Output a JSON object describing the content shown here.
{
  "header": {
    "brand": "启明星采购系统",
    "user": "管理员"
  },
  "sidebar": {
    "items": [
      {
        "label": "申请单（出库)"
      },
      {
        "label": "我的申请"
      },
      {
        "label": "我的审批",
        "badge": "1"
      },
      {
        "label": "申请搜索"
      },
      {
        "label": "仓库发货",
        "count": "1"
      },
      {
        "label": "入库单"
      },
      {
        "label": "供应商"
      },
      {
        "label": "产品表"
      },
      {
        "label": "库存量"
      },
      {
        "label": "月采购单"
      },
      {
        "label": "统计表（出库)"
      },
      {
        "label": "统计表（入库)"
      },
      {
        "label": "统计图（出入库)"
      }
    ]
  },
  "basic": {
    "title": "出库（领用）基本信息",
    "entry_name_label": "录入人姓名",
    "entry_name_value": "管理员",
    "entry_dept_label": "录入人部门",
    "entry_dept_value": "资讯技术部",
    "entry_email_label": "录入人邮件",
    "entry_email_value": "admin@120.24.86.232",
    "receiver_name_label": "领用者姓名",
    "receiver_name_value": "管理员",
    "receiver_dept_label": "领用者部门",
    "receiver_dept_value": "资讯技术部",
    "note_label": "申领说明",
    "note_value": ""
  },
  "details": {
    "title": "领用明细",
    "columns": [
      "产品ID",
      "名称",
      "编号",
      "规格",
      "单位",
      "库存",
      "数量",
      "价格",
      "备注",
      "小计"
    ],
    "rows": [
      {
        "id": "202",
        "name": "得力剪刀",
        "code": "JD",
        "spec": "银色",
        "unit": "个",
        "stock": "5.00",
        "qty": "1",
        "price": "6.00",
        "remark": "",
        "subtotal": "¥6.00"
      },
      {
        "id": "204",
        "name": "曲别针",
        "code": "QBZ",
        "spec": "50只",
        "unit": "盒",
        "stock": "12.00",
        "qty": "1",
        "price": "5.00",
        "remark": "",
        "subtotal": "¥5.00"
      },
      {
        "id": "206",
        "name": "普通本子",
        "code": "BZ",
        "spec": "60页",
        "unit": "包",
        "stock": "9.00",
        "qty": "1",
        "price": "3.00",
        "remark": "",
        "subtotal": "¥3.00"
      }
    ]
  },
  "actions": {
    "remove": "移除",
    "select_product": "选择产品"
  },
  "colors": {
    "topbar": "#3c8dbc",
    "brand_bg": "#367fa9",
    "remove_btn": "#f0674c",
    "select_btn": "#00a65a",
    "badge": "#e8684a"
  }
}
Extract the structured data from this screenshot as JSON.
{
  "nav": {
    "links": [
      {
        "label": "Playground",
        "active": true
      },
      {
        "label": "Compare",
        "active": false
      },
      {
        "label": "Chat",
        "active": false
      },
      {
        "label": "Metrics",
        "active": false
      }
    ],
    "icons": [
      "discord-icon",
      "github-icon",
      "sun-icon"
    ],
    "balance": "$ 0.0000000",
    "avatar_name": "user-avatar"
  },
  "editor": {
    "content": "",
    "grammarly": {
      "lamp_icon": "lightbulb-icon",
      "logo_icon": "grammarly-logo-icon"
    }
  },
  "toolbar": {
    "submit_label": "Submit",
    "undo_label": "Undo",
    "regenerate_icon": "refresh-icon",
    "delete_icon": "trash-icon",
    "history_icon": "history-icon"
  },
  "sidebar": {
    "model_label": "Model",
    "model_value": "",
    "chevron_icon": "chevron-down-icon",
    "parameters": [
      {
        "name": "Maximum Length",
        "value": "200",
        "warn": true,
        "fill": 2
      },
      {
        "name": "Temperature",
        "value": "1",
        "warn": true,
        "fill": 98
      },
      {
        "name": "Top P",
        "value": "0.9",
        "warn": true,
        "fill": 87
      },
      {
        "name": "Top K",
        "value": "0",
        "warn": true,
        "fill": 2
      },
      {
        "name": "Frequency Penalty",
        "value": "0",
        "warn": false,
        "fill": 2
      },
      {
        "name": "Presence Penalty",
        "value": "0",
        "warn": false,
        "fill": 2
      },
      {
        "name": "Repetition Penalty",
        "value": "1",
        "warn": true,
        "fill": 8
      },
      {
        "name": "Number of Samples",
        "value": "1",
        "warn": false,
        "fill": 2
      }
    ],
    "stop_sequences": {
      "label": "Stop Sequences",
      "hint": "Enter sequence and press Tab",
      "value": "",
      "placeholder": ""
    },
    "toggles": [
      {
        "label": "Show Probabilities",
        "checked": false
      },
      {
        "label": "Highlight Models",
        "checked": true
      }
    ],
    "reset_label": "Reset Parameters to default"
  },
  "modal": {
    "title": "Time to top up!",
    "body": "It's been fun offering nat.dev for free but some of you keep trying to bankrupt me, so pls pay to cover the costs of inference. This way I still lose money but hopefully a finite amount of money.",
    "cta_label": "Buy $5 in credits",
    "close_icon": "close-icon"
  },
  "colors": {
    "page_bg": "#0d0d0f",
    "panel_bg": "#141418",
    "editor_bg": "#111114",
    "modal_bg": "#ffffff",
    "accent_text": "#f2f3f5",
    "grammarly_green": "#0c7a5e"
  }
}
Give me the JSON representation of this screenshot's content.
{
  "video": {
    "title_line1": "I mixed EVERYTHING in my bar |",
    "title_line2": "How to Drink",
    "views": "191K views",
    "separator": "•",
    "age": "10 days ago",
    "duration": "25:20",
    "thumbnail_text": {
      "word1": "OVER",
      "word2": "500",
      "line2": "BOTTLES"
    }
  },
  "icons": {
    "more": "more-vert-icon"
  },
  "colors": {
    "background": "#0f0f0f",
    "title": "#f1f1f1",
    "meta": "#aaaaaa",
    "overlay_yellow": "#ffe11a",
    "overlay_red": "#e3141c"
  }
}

§ **WHAT IS NEEDED**:
Your task is to retype all the records above with nothing left out.

§ **RESULT FOR THIS EXERCISE**:
Output a JSON object describing the content shown here.
{
  "header": {
    "brand": "启明星采购系统",
    "user": "管理员"
  },
  "sidebar": {
    "items": [
      {
        "label": "申请单（出库)"
      },
      {
        "label": "我的申请"
      },
      {
        "label": "我的审批",
        "badge": "1"
      },
      {
        "label": "申请搜索"
      },
      {
        "label": "仓库发货",
        "count": "1"
      },
      {
        "label": "入库单"
      },
      {
        "label": "供应商"
      },
      {
        "label": "产品表"
      },
      {
        "label": "库存量"
      },
      {
        "label": "月采购单"
      },
      {
        "label": "统计表（出库)"
      },
      {
        "label": "统计表（入库)"
      },
      {
        "label": "统计图（出入库)"
      }
    ]
  },
  "basic": {
    "title": "出库（领用）基本信息",
    "entry_name_label": "录入人姓名",
    "entry_name_value": "管理员",
    "entry_dept_label": "录入人部门",
    "entry_dept_value": "资讯技术部",
    "entry_email_label": "录入人邮件",
    "entry_email_value": "admin@120.24.86.232",
    "receiver_name_label": "领用者姓名",
    "receiver_name_value": "管理员",
    "receiver_dept_label": "领用者部门",
    "receiver_dept_value": "资讯技术部",
    "note_label": "申领说明",
    "note_value": ""
  },
  "details": {
    "title": "领用明细",
    "columns": [
      "产品ID",
      "名称",
      "编号",
      "规格",
      "单位",
      "库存",
      "数量",
      "价格",
      "备注",
      "小计"
    ],
    "rows": [
      {
        "id": "202",
        "name": "得力剪刀",
        "code": "JD",
        "spec": "银色",
        "unit": "个",
        "stock": "5.00",
        "qty": "1",
        "price": "6.00",
        "remark": "",
        "subtotal": "¥6.00"
      },
      {
        "id": "204",
        "name": "曲别针",
        "code": "QBZ",
        "spec": "50只",
        "unit": "盒",
        "stock": "12.00",
        "qty": "1",
        "price": "5.00",
        "remark": "",
        "subtotal": "¥5.00"
      },
      {
        "id": "206",
        "name": "普通本子",
        "code": "BZ",
        "spec": "60页",
        "unit": "包",
        "stock": "9.00",
        "qty": "1",
        "price": "3.00",
        "remark": "",
        "subtotal": "¥3.00"
      }
    ]
  },
  "actions": {
    "remove": "移除",
    "select_product": "选择产品"
  },
  "colors": {
    "topbar": "#3c8dbc",
    "brand_bg": "#367fa9",
    "remove_btn": "#f0674c",
    "select_btn": "#00a65a",
    "badge": "#e8684a"
  }
}
Extract the structured data from this screenshot as JSON.
{
  "nav": {
    "links": [
      {
        "label": "Playground",
        "active": true
      },
      {
        "label": "Compare",
        "active": false
      },
      {
        "label": "Chat",
        "active": false
      },
      {
        "label": "Metrics",
        "active": false
      }
    ],
    "icons": [
      "discord-icon",
      "github-icon",
      "sun-icon"
    ],
    "balance": "$ 0.0000000",
    "avatar_name": "user-avatar"
  },
  "editor": {
    "content": "",
    "grammarly": {
      "lamp_icon": "lightbulb-icon",
      "logo_icon": "grammarly-logo-icon"
    }
  },
  "toolbar": {
    "submit_label": "Submit",
    "undo_label": "Undo",
    "regenerate_icon": "refresh-icon",
    "delete_icon": "trash-icon",
    "history_icon": "history-icon"
  },
  "sidebar": {
    "model_label": "Model",
    "model_value": "",
    "chevron_icon": "chevron-down-icon",
    "parameters": [
      {
        "name": "Maximum Length",
        "value": "200",
        "warn": true,
        "fill": 2
      },
      {
        "name": "Temperature",
        "value": "1",
        "warn": true,
        "fill": 98
      },
      {
        "name": "Top P",
        "value": "0.9",
        "warn": true,
        "fill": 87
      },
      {
        "name": "Top K",
        "value": "0",
        "warn": true,
        "fill": 2
      },
      {
        "name": "Frequency Penalty",
        "value": "0",
        "warn": false,
        "fill": 2
      },
      {
        "name": "Presence Penalty",
        "value": "0",
        "warn": false,
        "fill": 2
      },
      {
        "name": "Repetition Penalty",
        "value": "1",
        "warn": true,
        "fill": 8
      },
      {
        "name": "Number of Samples",
        "value": "1",
        "warn": false,
        "fill": 2
      }
    ],
    "stop_sequences": {
      "label": "Stop Sequences",
      "hint": "Enter sequence and press Tab",
      "value": "",
      "placeholder": ""
    },
    "toggles": [
      {
        "label": "Show Probabilities",
        "checked": false
      },
      {
        "label": "Highlight Models",
        "checked": true
      }
    ],
    "reset_label": "Reset Parameters to default"
  },
  "modal": {
    "title": "Time to top up!",
    "body": "It's been fun offering nat.dev for free but some of you keep trying to bankrupt me, so pls pay to cover the costs of inference. This way I still lose money but hopefully a finite amount of money.",
    "cta_label": "Buy $5 in credits",
    "close_icon": "close-icon"
  },
  "colors": {
    "page_bg": "#0d0d0f",
    "panel_bg": "#141418",
    "editor_bg": "#111114",
    "modal_bg": "#ffffff",
    "accent_text": "#f2f3f5",
    "grammarly_green": "#0c7a5e"
  }
}
Give me the JSON representation of this screenshot's content.
{
  "video": {
    "title_line1": "I mixed EVERYTHING in my bar |",
    "title_line2": "How to Drink",
    "views": "191K views",
    "separator": "•",
    "age": "10 days ago",
    "duration": "25:20",
    "thumbnail_text": {
      "word1": "OVER",
      "word2": "500",
      "line2": "BOTTLES"
    }
  },
  "icons": {
    "more": "more-vert-icon"
  },
  "colors": {
    "background": "#0f0f0f",
    "title": "#f1f1f1",
    "meta": "#aaaaaa",
    "overlay_yellow": "#ffe11a",
    "overlay_red": "#e3141c"
  }
}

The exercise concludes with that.